• [EXTRACT PROVIDED]:
I’ve never had anything come up with a result other than negative, knock on wood. However, when sick or required to take meds, I’ve followed procedure to a tee and I’ve still gotten guff. I had surgery a while back that required use of pain meds. I requested a break from the testing because 1: I’m not paying for a test that’s going to show positive for a med they KNOW I’m on and a break from the anxiety of checking in would have been nice. What I got was “still check in every day and if you get selected, call and we’ll excuse it.” Fine, whatever.
In this hades, I’ve gone from thinking that these people were here to help to being scared of doing something wrong, even if I knew I was doing right to standing up for myself (ie: you don’t scare me anymore, you annoy me and I have my lawyer on speed dial.) I have found that if you pushback when you know you are right, the attempts to mess with you decrease.

• [SUPPLIED MATERIAL]:

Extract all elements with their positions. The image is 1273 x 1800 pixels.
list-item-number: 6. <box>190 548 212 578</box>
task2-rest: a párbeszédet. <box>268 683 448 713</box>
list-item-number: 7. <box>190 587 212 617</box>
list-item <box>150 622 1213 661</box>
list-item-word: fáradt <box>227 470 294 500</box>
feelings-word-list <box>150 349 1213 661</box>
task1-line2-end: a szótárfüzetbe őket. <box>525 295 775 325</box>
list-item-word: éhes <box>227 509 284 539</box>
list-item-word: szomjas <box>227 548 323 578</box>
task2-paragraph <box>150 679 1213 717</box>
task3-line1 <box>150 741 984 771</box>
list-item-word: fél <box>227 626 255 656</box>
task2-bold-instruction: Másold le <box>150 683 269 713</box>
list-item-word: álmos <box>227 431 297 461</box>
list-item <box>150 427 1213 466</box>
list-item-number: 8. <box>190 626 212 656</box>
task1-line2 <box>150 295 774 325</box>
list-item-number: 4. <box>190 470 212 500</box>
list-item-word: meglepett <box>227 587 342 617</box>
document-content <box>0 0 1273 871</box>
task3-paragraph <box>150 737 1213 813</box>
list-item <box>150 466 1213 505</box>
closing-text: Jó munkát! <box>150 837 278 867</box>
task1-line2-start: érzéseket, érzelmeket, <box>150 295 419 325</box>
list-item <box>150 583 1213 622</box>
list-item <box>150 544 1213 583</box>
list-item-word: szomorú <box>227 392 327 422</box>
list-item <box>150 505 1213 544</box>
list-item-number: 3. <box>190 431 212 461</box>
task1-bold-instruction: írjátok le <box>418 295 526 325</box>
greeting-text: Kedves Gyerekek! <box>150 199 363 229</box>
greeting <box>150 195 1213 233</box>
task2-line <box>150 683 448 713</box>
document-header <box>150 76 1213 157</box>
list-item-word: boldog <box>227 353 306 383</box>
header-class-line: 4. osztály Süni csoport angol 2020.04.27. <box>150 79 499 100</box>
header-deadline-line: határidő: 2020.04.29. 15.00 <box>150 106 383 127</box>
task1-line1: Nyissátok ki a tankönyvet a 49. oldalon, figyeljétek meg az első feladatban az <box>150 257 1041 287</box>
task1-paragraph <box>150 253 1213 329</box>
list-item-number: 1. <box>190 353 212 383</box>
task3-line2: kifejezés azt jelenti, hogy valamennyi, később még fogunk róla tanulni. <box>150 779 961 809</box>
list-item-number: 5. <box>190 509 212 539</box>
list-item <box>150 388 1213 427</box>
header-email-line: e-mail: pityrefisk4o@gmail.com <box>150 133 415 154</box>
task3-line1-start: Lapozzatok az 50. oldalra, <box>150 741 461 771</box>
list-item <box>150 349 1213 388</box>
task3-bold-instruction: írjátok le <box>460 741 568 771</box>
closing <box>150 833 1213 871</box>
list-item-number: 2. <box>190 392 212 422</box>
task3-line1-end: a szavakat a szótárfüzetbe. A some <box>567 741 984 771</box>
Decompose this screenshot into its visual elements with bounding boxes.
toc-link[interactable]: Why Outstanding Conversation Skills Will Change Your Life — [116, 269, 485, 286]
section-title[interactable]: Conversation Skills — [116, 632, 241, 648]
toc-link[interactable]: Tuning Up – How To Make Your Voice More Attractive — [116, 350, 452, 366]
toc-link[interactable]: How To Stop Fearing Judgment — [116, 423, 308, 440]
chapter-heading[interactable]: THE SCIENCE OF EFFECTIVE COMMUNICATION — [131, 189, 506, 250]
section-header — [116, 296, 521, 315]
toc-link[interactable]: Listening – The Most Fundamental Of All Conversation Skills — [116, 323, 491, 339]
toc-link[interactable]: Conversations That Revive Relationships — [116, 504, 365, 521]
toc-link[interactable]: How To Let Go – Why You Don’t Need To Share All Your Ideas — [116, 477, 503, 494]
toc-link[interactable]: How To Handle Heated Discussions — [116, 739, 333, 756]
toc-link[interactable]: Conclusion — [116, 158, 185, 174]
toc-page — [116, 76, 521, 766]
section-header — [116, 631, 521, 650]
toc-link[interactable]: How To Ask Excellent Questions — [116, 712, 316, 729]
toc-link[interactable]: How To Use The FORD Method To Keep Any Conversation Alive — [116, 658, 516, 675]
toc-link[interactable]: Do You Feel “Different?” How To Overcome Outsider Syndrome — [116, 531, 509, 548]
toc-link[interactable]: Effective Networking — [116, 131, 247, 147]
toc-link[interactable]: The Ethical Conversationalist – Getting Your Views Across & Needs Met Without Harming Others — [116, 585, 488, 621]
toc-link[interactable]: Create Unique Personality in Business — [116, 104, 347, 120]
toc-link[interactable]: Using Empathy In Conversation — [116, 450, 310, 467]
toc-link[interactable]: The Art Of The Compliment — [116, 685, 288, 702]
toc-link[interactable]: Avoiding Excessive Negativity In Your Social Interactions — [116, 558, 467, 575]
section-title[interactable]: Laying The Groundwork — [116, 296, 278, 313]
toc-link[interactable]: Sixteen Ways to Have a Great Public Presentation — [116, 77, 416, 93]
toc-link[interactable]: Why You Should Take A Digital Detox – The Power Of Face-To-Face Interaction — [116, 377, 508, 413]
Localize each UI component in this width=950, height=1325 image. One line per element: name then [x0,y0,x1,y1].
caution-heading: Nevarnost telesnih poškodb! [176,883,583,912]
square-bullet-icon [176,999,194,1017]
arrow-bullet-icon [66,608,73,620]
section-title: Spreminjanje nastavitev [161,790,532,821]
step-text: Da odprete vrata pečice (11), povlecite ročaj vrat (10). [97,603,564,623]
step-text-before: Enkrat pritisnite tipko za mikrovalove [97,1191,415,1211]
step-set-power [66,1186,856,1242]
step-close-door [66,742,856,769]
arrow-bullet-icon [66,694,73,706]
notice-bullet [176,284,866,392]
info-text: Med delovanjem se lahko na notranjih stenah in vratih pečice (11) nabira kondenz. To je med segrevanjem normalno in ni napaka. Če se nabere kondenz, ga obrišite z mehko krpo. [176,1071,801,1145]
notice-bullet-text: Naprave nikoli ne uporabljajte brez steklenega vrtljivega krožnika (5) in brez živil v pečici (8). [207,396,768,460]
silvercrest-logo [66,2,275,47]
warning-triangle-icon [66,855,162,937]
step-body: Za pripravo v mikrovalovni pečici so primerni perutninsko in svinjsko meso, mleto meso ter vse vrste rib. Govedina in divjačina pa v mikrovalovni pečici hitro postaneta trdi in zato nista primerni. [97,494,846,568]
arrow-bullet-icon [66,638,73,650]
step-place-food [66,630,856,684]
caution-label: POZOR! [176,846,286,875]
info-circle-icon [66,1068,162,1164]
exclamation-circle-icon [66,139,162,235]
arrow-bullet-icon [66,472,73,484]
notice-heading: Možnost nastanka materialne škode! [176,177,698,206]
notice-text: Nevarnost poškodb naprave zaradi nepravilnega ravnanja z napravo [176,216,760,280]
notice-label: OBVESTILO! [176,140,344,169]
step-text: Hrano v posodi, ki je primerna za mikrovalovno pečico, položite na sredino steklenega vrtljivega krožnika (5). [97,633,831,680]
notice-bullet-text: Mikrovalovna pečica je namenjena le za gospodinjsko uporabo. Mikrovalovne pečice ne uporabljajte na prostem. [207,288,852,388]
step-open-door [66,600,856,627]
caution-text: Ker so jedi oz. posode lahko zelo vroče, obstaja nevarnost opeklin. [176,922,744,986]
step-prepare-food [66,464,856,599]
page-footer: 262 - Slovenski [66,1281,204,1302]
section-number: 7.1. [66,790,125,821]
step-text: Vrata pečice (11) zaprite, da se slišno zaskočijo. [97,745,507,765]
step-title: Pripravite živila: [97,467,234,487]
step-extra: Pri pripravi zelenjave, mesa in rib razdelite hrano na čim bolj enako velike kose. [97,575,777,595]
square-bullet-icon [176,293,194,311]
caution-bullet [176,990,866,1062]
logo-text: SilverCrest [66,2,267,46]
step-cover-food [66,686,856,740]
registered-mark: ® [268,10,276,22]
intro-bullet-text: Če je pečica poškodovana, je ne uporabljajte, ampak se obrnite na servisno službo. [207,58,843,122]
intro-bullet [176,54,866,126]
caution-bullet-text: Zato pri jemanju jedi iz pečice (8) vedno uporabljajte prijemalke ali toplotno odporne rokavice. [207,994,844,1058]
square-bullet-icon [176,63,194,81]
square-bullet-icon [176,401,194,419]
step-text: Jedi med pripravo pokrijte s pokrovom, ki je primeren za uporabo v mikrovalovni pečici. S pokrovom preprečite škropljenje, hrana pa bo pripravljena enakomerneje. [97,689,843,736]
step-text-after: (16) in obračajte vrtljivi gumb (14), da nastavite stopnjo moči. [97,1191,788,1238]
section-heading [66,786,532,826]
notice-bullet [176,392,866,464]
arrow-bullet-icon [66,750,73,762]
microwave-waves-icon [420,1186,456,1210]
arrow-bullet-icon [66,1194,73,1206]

• [WHAT IS REQUIRED]: Put this sentence from the drug-testing account into Spanish: "I had surgery a while back that required use of pain meds." Work from the text alone.

• [THE ANSWER]: Hace un tiempo tuve una cirugía que requirió el uso de analgésicos.